◆ ENUNCIADO A: Transcreva do texto sobre Dona Lucilia o trecho que vai de "Vê-se, assim, como" a "aplicam para dentro.".

◆ BLOCO DE TEXTO:
Imaginemos que um escrofuloso afirmasse o seguinte: “O Rei me cura pela graça de Deus. Então, muito melhor do que ser tocado pelo Rei é ser tocado pelo Santíssimo Sacramento. Logo, não quero ser tocado pelo Rei e vou comungar.” Talvez não sarasse de sua escrófula…
Embora ele tivesse razão — é muito melhor comungar do que ser tocado pelo rei —, para obter aquela cura era desígnio de Deus glorificar o monarca; e, portanto, fazer a cura apenas mediante o pedido do rei.
Vê-se, assim, como nessas mediações não há nada de automático. Nós estamos tão viciados na automação, que temos uma tendência a imaginar o automático.
Compreendo que uma alma aflita, conhecendo que Nossa Senhora quer que se peça determinada graça por meio de Dona Lucilia, agarre-se nela, com a convicção confusa de que, com isso, realiza o plano da Providência. Não é que ela esteja passando por cima da Providência, mas está obedecendo à Providência.
O grande mérito do Quadrinho
Essas reflexões se desdobram em comentários colaterais inúmeros. Por exemplo, eu vi mais de uma vez pessoas, homens e senhoras, que, quando deitam todo empenho em fazer alguma coisa, por exemplo, algo caligraficamente bem executado, dizem: “Agora não me interrompa, porque vou fazer tal coisa.” E se eriçam para fora e se aplicam para dentro.
Não é nem um pouco o modo de mamãe se aplicar. Poder-se-ia interrompê-la em algo mais especial que estivesse fazendo, que ela era absolutamente a mesma. Interrompia, ou então dizia: “Sua mãe agora não pode atender, espere um pouquinho.” Mas um “espere um pouquinho” que convidava a ficar ali perto, junto dela.
Quando ela queria fazer as coisas bem feitas, não era com mania de perfeição, pois esta deixa a pessoa como que sem fôlego, ofegante. Dona Lucilia sempre possuía fôlego, embora se notasse que ela estava indo além de suas forças. Tudo isso tinha uma doçura que não sei descrever; é só olhando para o Quadrinho2. A conversa mantida por ela era a mais geral que se possa imaginar. Naquele tempo, as conversações numa família muito movimentada abrangiam, misturados, fatos da casa, da família, acontecimentos como, por exemplo, uma trombada que houve na rua, episódios internacionais, tudo isso ao sabor dos temas e das associações das imagens. Os assuntos vinham aflorando e, absolutamente, não era considerado desatencioso ou grosseiro mudar de tema.

◆ LINHAS EXTRAÍDAS:
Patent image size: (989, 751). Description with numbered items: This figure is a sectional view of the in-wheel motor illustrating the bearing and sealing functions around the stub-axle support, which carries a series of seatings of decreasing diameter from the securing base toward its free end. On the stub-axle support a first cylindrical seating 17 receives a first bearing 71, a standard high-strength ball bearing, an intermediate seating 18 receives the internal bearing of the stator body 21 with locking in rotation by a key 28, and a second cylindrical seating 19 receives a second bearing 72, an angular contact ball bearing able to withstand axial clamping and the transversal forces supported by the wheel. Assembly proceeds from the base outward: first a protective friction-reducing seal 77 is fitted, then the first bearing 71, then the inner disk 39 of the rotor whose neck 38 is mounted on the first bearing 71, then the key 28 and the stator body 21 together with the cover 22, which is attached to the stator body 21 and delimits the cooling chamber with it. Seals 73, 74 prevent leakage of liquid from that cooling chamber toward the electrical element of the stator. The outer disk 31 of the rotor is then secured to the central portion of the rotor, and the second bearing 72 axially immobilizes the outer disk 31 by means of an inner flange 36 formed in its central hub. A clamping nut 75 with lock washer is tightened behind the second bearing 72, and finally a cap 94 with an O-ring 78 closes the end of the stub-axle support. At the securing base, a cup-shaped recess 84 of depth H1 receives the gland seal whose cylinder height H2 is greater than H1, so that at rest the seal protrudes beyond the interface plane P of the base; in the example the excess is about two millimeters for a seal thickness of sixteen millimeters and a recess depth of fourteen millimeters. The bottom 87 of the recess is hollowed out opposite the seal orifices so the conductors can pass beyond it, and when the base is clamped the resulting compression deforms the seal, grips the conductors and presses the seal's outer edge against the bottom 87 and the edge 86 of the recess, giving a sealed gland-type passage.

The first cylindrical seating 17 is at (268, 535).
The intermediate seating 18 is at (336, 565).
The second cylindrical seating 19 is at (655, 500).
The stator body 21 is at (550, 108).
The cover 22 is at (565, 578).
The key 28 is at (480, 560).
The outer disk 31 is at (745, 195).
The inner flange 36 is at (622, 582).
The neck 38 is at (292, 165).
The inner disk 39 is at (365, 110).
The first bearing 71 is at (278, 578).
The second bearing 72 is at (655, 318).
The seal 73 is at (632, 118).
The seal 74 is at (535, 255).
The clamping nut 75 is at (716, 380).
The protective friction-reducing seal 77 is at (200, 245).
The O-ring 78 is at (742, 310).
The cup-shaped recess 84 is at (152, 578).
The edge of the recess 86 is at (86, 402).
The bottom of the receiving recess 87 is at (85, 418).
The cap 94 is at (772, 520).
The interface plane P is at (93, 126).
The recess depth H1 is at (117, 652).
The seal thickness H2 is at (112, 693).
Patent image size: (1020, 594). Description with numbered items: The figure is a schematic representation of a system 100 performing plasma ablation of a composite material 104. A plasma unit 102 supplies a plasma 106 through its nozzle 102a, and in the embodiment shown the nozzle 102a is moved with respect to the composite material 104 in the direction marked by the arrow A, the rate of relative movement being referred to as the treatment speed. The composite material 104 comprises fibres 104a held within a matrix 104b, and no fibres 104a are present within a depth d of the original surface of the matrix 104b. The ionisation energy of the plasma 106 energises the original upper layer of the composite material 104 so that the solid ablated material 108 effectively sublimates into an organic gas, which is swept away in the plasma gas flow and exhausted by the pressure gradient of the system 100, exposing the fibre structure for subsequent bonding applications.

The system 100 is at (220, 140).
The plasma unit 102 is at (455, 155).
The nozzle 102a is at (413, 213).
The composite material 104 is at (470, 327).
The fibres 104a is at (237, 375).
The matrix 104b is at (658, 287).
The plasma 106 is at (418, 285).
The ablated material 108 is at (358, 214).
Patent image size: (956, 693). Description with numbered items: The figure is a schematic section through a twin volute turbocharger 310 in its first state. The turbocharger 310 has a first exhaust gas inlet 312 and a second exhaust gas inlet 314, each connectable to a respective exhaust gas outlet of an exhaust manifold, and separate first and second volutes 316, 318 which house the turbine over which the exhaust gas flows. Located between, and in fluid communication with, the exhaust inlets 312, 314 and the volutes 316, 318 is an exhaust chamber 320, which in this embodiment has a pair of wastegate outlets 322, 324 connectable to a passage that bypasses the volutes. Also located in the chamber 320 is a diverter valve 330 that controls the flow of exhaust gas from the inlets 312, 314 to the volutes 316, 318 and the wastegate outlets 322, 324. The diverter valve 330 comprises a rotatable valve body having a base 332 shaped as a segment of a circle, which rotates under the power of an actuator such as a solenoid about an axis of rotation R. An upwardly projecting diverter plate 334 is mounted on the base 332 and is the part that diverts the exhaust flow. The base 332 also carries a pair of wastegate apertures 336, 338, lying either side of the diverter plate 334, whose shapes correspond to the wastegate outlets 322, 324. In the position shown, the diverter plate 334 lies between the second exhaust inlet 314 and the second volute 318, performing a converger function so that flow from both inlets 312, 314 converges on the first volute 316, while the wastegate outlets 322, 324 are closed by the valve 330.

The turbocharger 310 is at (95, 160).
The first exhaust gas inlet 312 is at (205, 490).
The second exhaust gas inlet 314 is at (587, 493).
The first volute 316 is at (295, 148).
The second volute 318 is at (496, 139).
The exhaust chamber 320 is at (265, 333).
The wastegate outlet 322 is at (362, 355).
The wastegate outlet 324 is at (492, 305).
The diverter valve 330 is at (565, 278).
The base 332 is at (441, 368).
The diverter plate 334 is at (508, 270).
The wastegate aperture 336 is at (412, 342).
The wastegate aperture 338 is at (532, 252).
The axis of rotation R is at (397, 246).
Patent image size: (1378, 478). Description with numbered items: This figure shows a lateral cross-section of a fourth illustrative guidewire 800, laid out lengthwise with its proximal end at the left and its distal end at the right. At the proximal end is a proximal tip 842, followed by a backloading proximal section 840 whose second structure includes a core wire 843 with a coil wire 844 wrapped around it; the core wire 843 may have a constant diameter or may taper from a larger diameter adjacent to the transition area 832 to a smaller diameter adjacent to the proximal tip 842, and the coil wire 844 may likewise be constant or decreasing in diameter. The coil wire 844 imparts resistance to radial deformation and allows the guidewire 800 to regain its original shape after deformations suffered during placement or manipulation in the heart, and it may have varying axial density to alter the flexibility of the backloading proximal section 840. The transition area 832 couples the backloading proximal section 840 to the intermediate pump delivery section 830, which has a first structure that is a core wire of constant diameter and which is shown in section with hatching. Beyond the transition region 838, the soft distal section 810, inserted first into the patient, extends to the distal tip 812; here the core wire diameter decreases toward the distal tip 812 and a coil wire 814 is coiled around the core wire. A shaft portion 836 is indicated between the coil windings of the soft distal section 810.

◆ ENUNCIADO B: Entre as linhas apresentadas depois do texto, atualize somente as que vão da linha com "Patent image size: (956, 693)." à linha com "The first exhaust", ambas incluídas. Troque "schematic section" por "cross-section" e mantenha todo o resto igual.

◆ RESOLUÇÃO COMPLETA A:
Vê-se, assim, como nessas mediações não há nada de automático. Nós estamos tão viciados na automação, que temos uma tendência a imaginar o automático.
Compreendo que uma alma aflita, conhecendo que Nossa Senhora quer que se peça determinada graça por meio de Dona Lucilia, agarre-se nela, com a convicção confusa de que, com isso, realiza o plano da Providência. Não é que ela esteja passando por cima da Providência, mas está obedecendo à Providência.
O grande mérito do Quadrinho
Essas reflexões se desdobram em comentários colaterais inúmeros. Por exemplo, eu vi mais de uma vez pessoas, homens e senhoras, que, quando deitam todo empenho em fazer alguma coisa, por exemplo, algo caligraficamente bem executado, dizem: “Agora não me interrompa, porque vou fazer tal coisa.” E se eriçam para fora e se aplicam para dentro.

◆ RESOLUÇÃO COMPLETA B:
Patent image size: (956, 693). Description with numbered items: The figure is a cross-section through a twin volute turbocharger 310 in its first state. The turbocharger 310 has a first exhaust gas inlet 312 and a second exhaust gas inlet 314, each connectable to a respective exhaust gas outlet of an exhaust manifold, and separate first and second volutes 316, 318 which house the turbine over which the exhaust gas flows. Located between, and in fluid communication with, the exhaust inlets 312, 314 and the volutes 316, 318 is an exhaust chamber 320, which in this embodiment has a pair of wastegate outlets 322, 324 connectable to a passage that bypasses the volutes. Also located in the chamber 320 is a diverter valve 330 that controls the flow of exhaust gas from the inlets 312, 314 to the volutes 316, 318 and the wastegate outlets 322, 324. The diverter valve 330 comprises a rotatable valve body having a base 332 shaped as a segment of a circle, which rotates under the power of an actuator such as a solenoid about an axis of rotation R. An upwardly projecting diverter plate 334 is mounted on the base 332 and is the part that diverts the exhaust flow. The base 332 also carries a pair of wastegate apertures 336, 338, lying either side of the diverter plate 334, whose shapes correspond to the wastegate outlets 322, 324. In the position shown, the diverter plate 334 lies between the second exhaust inlet 314 and the second volute 318, performing a converger function so that flow from both inlets 312, 314 converges on the first volute 316, while the wastegate outlets 322, 324 are closed by the valve 330.

The turbocharger 310 is at (95, 160).
The first exhaust gas inlet 312 is at (205, 490).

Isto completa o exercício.